**REQUIRED ACTIONS**:
A. In the Southwest District excerpt, which council has jurisdiction over both the Southwest and Northeast Districts?
B. Reproduce the Southwest District excerpt word for word, starting at "District in George Town, Penang, Malaysia" and running up to and including "Island City Council.".

**DOCUMENT EXCERPT**:
District in George Town, Penang, Malaysia

The Southwest District is a district in George Town within the Malaysian state of Penang. The district covers the southwestern half of Penang Island and borders the Northeast District. Both districts fall under the jurisdiction of the Penang Island City Council.

== History ==

In 1786, the British East India Company had taken control of Penang Island, establishing the city of George Town at the island's northeastern tip. For several decades since, the island was governed directly from George Town, with no administrative divisions on the island.

In 1888, a District and Land Office was established at Balik Pulau at the southwest of the island. Thus, the Southwest District was created, effectively dividing the island into two districts. Both districts first appeared in official maps dating back to the 1890s.

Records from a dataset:
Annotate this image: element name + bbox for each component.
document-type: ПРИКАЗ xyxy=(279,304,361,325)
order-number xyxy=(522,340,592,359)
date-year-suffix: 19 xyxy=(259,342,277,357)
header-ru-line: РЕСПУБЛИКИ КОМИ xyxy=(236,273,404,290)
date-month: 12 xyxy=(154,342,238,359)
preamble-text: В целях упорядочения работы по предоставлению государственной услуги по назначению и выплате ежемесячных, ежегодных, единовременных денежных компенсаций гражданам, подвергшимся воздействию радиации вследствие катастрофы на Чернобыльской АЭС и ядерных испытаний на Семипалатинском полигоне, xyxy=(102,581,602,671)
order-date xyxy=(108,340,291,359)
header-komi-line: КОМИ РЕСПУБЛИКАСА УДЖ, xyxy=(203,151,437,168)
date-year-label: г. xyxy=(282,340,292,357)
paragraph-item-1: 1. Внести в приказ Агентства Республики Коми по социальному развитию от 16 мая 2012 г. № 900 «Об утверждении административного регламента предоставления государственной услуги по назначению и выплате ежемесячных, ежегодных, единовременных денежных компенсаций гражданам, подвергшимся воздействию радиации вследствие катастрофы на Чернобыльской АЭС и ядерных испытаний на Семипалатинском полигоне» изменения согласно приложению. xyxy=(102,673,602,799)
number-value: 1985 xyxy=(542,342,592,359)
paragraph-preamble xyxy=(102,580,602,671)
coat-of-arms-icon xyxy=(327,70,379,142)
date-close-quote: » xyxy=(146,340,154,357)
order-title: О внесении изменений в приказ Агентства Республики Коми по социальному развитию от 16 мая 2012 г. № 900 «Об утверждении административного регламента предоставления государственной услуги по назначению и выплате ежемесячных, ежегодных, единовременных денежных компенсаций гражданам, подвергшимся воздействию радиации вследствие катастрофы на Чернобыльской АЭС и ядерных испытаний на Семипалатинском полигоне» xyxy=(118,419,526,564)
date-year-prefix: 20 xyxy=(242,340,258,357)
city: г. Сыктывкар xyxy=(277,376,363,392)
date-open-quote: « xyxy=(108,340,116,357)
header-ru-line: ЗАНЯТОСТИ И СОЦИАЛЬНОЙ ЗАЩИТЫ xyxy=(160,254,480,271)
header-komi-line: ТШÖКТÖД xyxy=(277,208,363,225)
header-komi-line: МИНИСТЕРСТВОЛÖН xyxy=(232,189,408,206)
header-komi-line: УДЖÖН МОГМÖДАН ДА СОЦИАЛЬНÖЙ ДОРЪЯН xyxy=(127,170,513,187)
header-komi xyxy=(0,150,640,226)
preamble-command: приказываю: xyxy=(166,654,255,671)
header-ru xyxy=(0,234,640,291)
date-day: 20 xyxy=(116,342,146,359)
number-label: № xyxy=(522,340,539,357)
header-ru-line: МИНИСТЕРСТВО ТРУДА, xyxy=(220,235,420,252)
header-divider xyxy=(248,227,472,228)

**SET OF ANSWERS**:
A. The Penang Island City Council.

B.
District in George Town, Penang, Malaysia

The Southwest District is a district in George Town within the Malaysian state of Penang. The district covers the southwestern half of Penang Island and borders the Northeast District. Both districts fall under the jurisdiction of the Penang Island City Council.